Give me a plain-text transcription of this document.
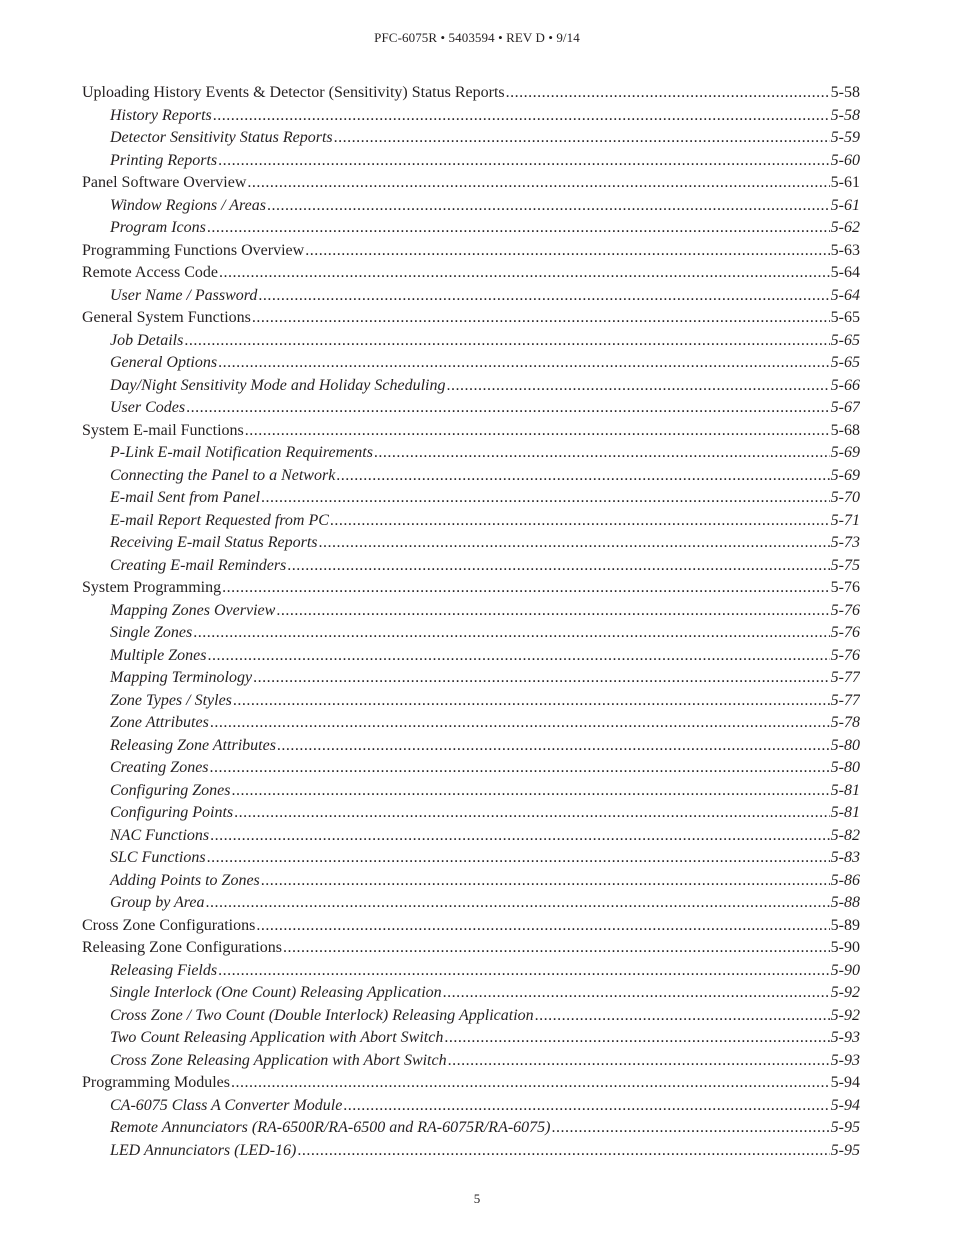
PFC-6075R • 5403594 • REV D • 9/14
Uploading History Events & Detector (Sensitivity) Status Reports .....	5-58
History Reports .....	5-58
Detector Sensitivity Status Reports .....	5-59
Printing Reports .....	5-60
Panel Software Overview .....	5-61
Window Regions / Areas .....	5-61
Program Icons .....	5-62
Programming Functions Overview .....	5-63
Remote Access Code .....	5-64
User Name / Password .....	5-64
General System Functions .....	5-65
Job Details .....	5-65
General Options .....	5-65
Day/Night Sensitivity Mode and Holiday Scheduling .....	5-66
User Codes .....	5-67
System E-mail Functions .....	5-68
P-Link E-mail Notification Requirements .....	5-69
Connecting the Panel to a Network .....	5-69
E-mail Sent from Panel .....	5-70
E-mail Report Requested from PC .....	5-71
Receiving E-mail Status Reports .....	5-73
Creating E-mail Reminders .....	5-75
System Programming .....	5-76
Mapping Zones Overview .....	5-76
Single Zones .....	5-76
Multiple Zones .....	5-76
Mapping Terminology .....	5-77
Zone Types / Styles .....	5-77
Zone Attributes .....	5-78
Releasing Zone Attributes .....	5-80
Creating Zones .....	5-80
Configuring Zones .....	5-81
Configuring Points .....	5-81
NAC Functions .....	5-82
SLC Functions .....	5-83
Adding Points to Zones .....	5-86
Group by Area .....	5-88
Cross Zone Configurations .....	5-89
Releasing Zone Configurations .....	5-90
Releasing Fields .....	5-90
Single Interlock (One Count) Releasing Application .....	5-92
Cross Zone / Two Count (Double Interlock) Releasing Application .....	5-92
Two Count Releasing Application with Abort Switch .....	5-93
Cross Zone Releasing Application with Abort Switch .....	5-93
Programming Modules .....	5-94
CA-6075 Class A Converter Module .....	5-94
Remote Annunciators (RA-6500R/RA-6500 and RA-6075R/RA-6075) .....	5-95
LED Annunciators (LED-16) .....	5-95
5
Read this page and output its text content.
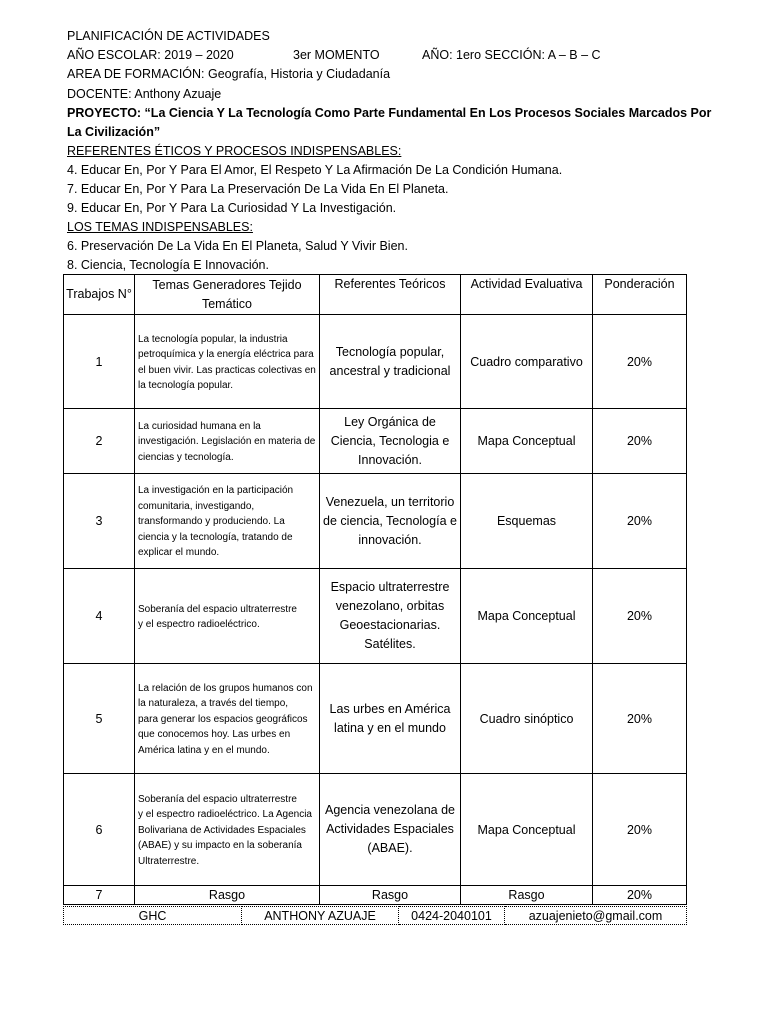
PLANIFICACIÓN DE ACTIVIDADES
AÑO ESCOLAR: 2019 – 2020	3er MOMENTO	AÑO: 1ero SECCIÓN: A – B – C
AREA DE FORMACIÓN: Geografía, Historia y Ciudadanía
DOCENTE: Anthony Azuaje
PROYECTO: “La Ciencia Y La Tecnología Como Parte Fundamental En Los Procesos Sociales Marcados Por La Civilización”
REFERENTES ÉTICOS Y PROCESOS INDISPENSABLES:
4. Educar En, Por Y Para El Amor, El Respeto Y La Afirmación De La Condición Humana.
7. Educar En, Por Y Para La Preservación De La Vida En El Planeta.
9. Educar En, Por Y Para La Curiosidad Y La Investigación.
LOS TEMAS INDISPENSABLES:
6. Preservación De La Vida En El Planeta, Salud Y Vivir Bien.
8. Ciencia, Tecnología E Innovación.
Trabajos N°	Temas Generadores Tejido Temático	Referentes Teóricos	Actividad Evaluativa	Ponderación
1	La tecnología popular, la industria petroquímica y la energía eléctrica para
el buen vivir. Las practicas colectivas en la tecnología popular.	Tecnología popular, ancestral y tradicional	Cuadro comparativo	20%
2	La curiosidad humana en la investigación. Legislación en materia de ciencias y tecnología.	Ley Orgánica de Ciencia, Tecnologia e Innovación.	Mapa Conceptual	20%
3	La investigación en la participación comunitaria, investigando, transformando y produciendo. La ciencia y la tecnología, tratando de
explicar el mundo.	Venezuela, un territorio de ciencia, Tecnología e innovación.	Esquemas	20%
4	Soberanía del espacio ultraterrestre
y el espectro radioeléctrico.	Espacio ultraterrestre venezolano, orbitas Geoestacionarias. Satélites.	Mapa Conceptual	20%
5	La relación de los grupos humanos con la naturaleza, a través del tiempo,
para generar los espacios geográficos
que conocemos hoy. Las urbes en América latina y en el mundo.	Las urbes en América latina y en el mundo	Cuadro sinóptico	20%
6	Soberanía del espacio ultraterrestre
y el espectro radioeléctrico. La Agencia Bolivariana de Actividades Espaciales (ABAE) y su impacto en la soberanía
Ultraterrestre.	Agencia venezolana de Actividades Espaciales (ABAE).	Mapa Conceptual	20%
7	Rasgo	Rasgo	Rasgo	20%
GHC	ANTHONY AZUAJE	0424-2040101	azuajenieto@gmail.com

* * * *

> [Problem requirements] Pick out each line containing "Sensitivity" and report it.

> [Solution to the problem]
Uploading History Events & Detector (Sensitivity) Status Reports .....	5-58
Detector Sensitivity Status Reports .....	5-59
Day/Night Sensitivity Mode and Holiday Scheduling .....	5-66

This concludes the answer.